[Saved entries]
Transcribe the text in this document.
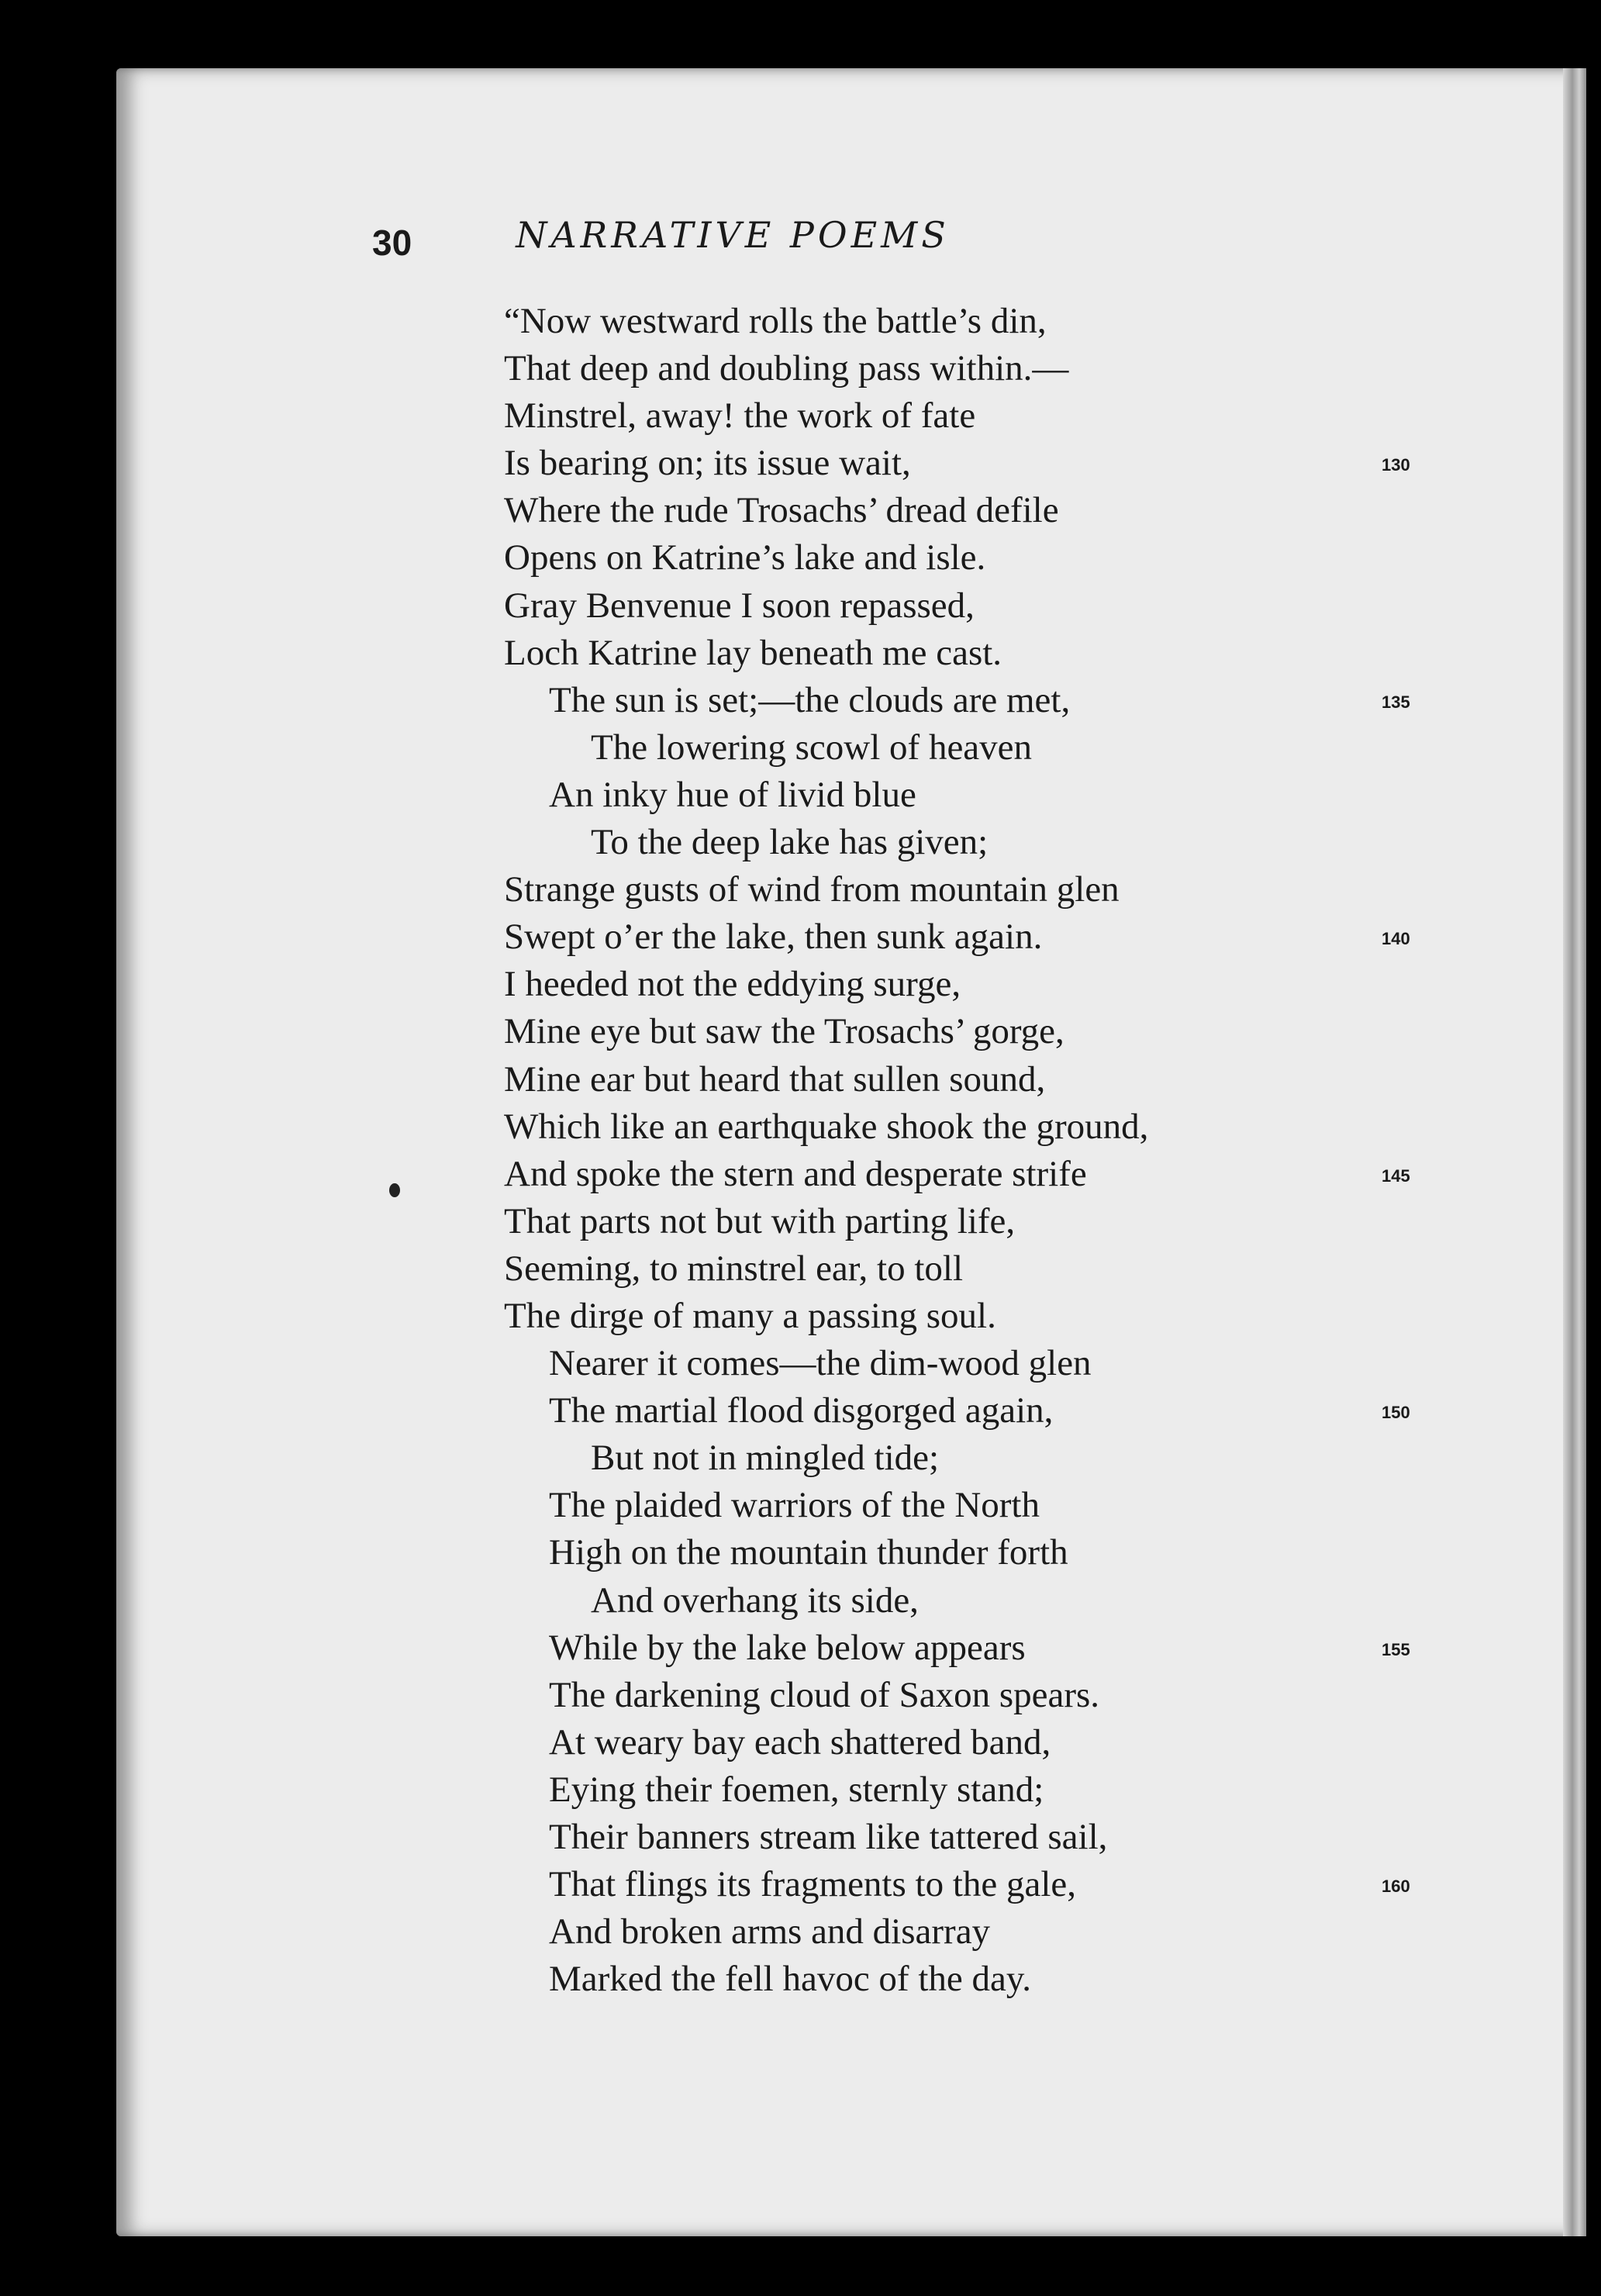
30	NARRATIVE POEMS
“Now westward rolls the battle’s din,
That deep and doubling pass within.—
Minstrel, away! the work of fate
Is bearing on; its issue wait,
Where the rude Trosachs’ dread defile
Opens on Katrine’s lake and isle.
Gray Benvenue I soon repassed,
Loch Katrine lay beneath me cast.
The sun is set;—the clouds are met,
The lowering scowl of heaven
An inky hue of livid blue
To the deep lake has given;
Strange gusts of wind from mountain glen
Swept o’er the lake, then sunk again.
I heeded not the eddying surge,
Mine eye but saw the Trosachs’ gorge,
Mine ear but heard that sullen sound,
Which like an earthquake shook the ground,
And spoke the stern and desperate strife
That parts not but with parting life,
Seeming, to minstrel ear, to toll
The dirge of many a passing soul.
Nearer it comes—the dim-wood glen
The martial flood disgorged again,
But not in mingled tide;
The plaided warriors of the North
High on the mountain thunder forth
And overhang its side,
While by the lake below appears
The darkening cloud of Saxon spears.
At weary bay each shattered band,
Eying their foemen, sternly stand;
Their banners stream like tattered sail,
That flings its fragments to the gale,
And broken arms and disarray
Marked the fell havoc of the day.
130
135
140
145
150
155
160
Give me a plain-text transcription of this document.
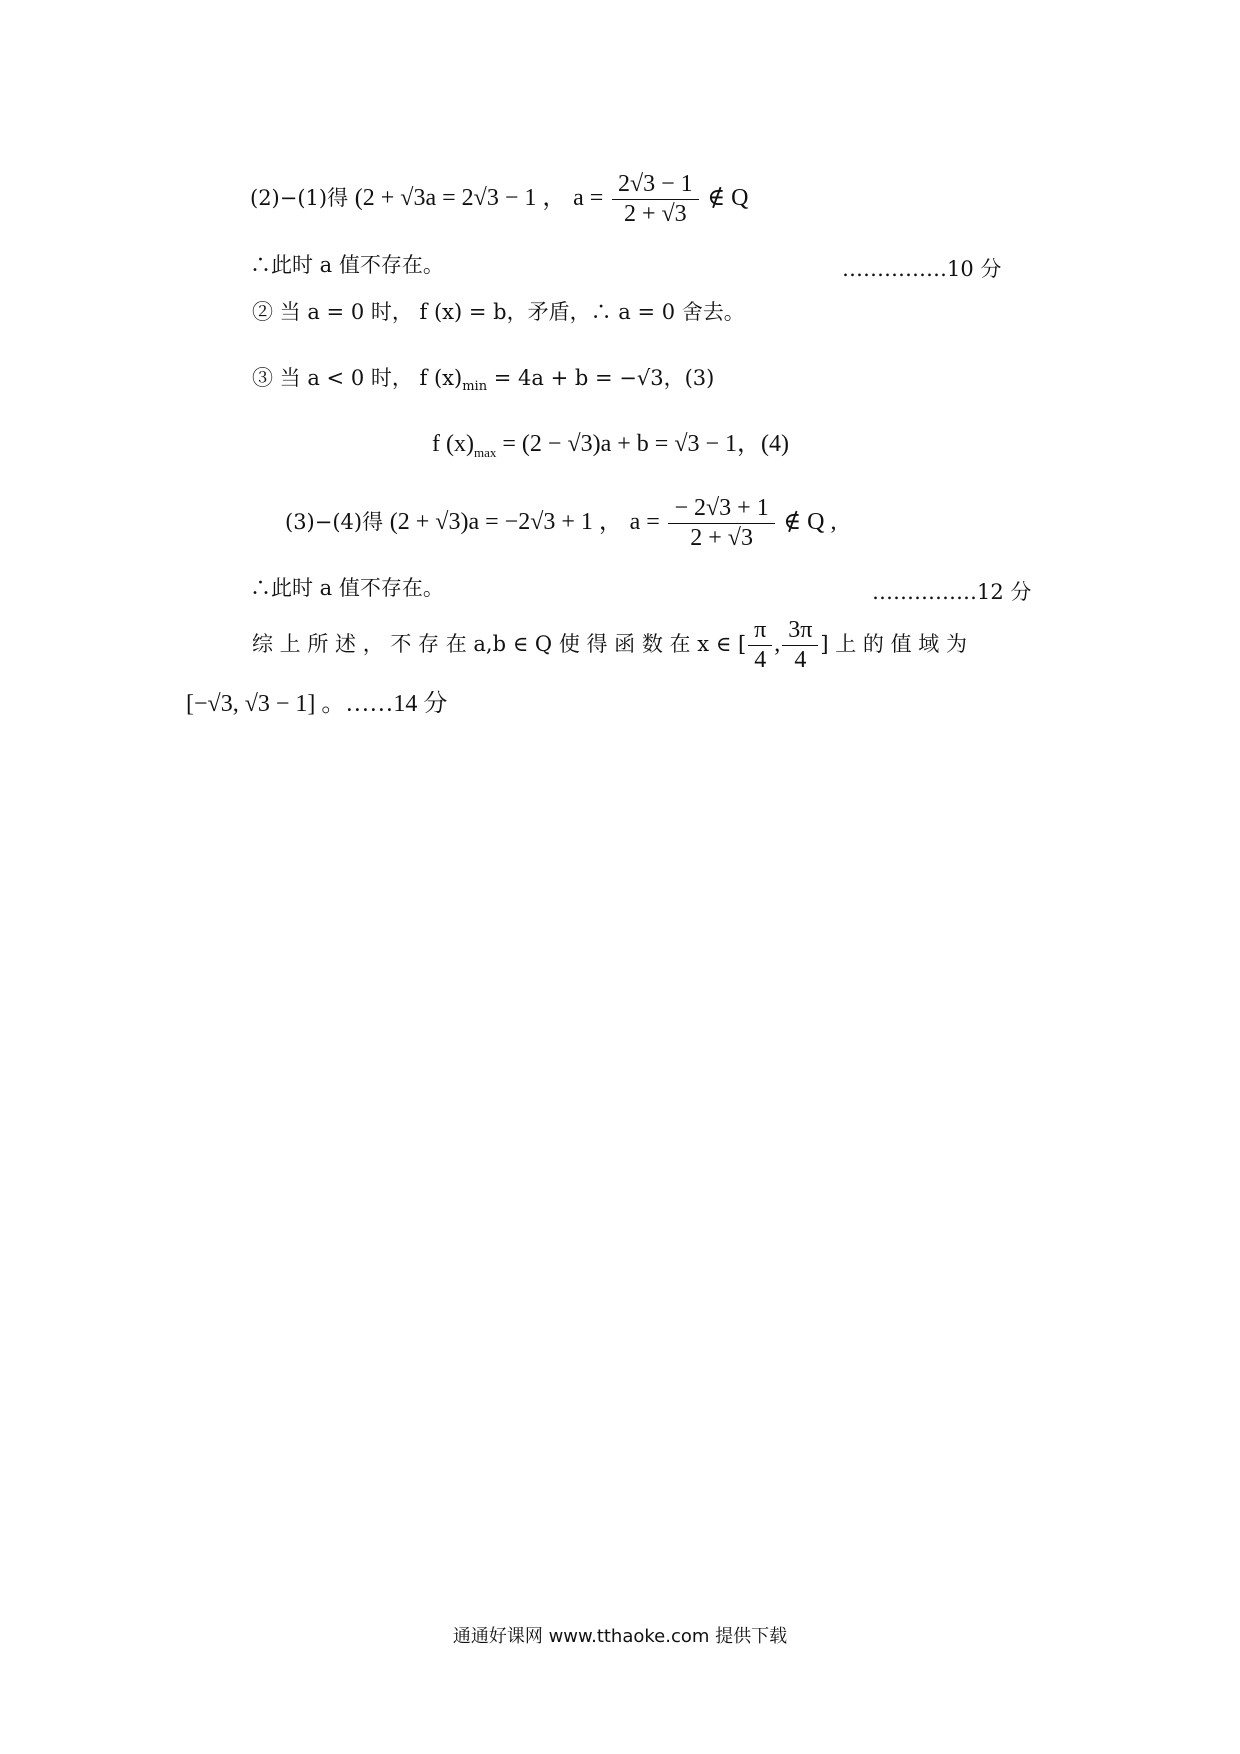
(2)−(1)得 (2 + √3a = 2√3 − 1 ， $a = \frac{2√3 - 1}{2 + √3}$ ∉ Q
∴此时 a 值不存在。	……………10 分
② 当 a = 0 时， f (x) = b，矛盾，∴ a = 0 舍去。
③ 当 a < 0 时， f $(x)_{min} = 4a + b = -√3$，(3)
f $(x)_{max} = (2 - √3)a + b = √3 - 1$，(4)
(3)−(4)得 (2 + √3)a = −2√3 + 1 ， $a = \frac{- 2√3 + 1}{2 + √3}$ ∉ Q ,
∴此时 a 值不存在。	……………12 分
综 上 所 述 ， 不 存 在 a,b ∈ Q 使 得 函 数 在 x ∈ [ $\frac{\pi}{4}$ , $\frac{3\pi}{4}$ ] 上 的 值 域 为
[−√3, √3 − 1] 。……14 分
通通好课网 www.tthaoke.com 提供下载
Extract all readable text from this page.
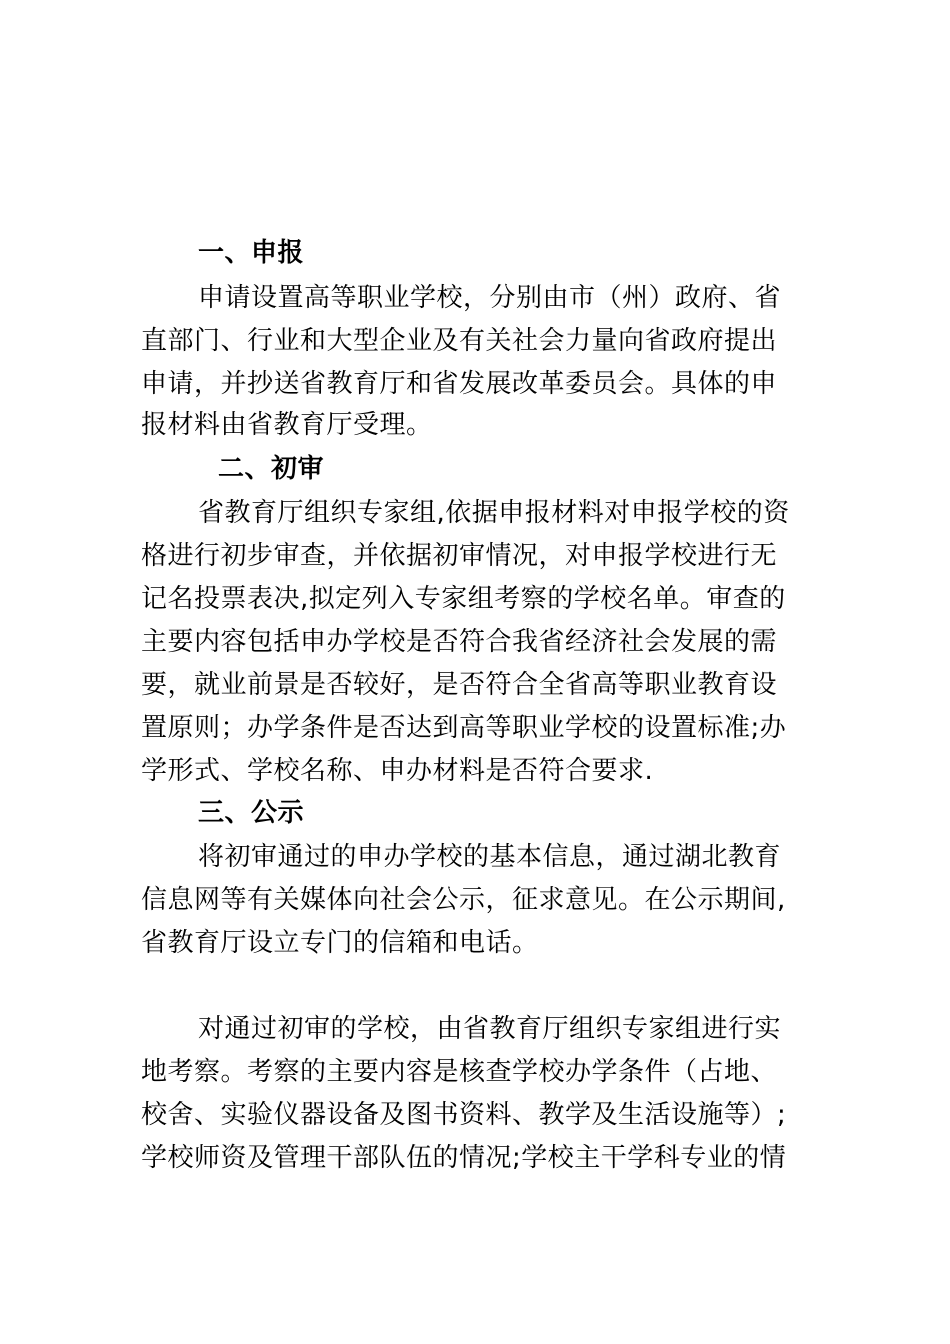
一、申报
申请设置高等职业学校，分别由市（州）政府、省
直部门、行业和大型企业及有关社会力量向省政府提出
申请，并抄送省教育厅和省发展改革委员会。具体的申
报材料由省教育厅受理。
二、初审
省教育厅组织专家组,依据申报材料对申报学校的资
格进行初步审查，并依据初审情况，对申报学校进行无
记名投票表决,拟定列入专家组考察的学校名单。审查的
主要内容包括申办学校是否符合我省经济社会发展的需
要，就业前景是否较好，是否符合全省高等职业教育设
置原则；办学条件是否达到高等职业学校的设置标准;办
学形式、学校名称、申办材料是否符合要求.
三、公示
将初审通过的申办学校的基本信息，通过湖北教育
信息网等有关媒体向社会公示，征求意见。在公示期间,
省教育厅设立专门的信箱和电话。
对通过初审的学校，由省教育厅组织专家组进行实
地考察。考察的主要内容是核查学校办学条件（占地、
校舍、实验仪器设备及图书资料、教学及生活设施等）;
学校师资及管理干部队伍的情况;学校主干学科专业的情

> _YOUR TASK_: Reproduce every entry word for word, but skip any pictures.

> _RESULT BELOW_:
Transcribe the text in this document.
30	NARRATIVE POEMS
“Now westward rolls the battle’s din,
That deep and doubling pass within.—
Minstrel, away! the work of fate
Is bearing on; its issue wait,
Where the rude Trosachs’ dread defile
Opens on Katrine’s lake and isle.
Gray Benvenue I soon repassed,
Loch Katrine lay beneath me cast.
The sun is set;—the clouds are met,
The lowering scowl of heaven
An inky hue of livid blue
To the deep lake has given;
Strange gusts of wind from mountain glen
Swept o’er the lake, then sunk again.
I heeded not the eddying surge,
Mine eye but saw the Trosachs’ gorge,
Mine ear but heard that sullen sound,
Which like an earthquake shook the ground,
And spoke the stern and desperate strife
That parts not but with parting life,
Seeming, to minstrel ear, to toll
The dirge of many a passing soul.
Nearer it comes—the dim-wood glen
The martial flood disgorged again,
But not in mingled tide;
The plaided warriors of the North
High on the mountain thunder forth
And overhang its side,
While by the lake below appears
The darkening cloud of Saxon spears.
At weary bay each shattered band,
Eying their foemen, sternly stand;
Their banners stream like tattered sail,
That flings its fragments to the gale,
And broken arms and disarray
Marked the fell havoc of the day.
130
135
140
145
150
155
160
Give me a plain-text transcription of this document.
(2)−(1)得 (2 + √3a = 2√3 − 1 ， $a = \frac{2√3 - 1}{2 + √3}$ ∉ Q
∴此时 a 值不存在。	……………10 分
② 当 a = 0 时， f (x) = b，矛盾，∴ a = 0 舍去。
③ 当 a < 0 时， f $(x)_{min} = 4a + b = -√3$，(3)
f $(x)_{max} = (2 - √3)a + b = √3 - 1$，(4)
(3)−(4)得 (2 + √3)a = −2√3 + 1 ， $a = \frac{- 2√3 + 1}{2 + √3}$ ∉ Q ,
∴此时 a 值不存在。	……………12 分
综 上 所 述 ， 不 存 在 a,b ∈ Q 使 得 函 数 在 x ∈ [ $\frac{\pi}{4}$ , $\frac{3\pi}{4}$ ] 上 的 值 域 为
[−√3, √3 − 1] 。……14 分
通通好课网 www.tthaoke.com 提供下载
Extract all readable text from this page.
一、申报
申请设置高等职业学校，分别由市（州）政府、省
直部门、行业和大型企业及有关社会力量向省政府提出
申请，并抄送省教育厅和省发展改革委员会。具体的申
报材料由省教育厅受理。
二、初审
省教育厅组织专家组,依据申报材料对申报学校的资
格进行初步审查，并依据初审情况，对申报学校进行无
记名投票表决,拟定列入专家组考察的学校名单。审查的
主要内容包括申办学校是否符合我省经济社会发展的需
要，就业前景是否较好，是否符合全省高等职业教育设
置原则；办学条件是否达到高等职业学校的设置标准;办
学形式、学校名称、申办材料是否符合要求.
三、公示
将初审通过的申办学校的基本信息，通过湖北教育
信息网等有关媒体向社会公示，征求意见。在公示期间,
省教育厅设立专门的信箱和电话。
对通过初审的学校，由省教育厅组织专家组进行实
地考察。考察的主要内容是核查学校办学条件（占地、
校舍、实验仪器设备及图书资料、教学及生活设施等）;
学校师资及管理干部队伍的情况;学校主干学科专业的情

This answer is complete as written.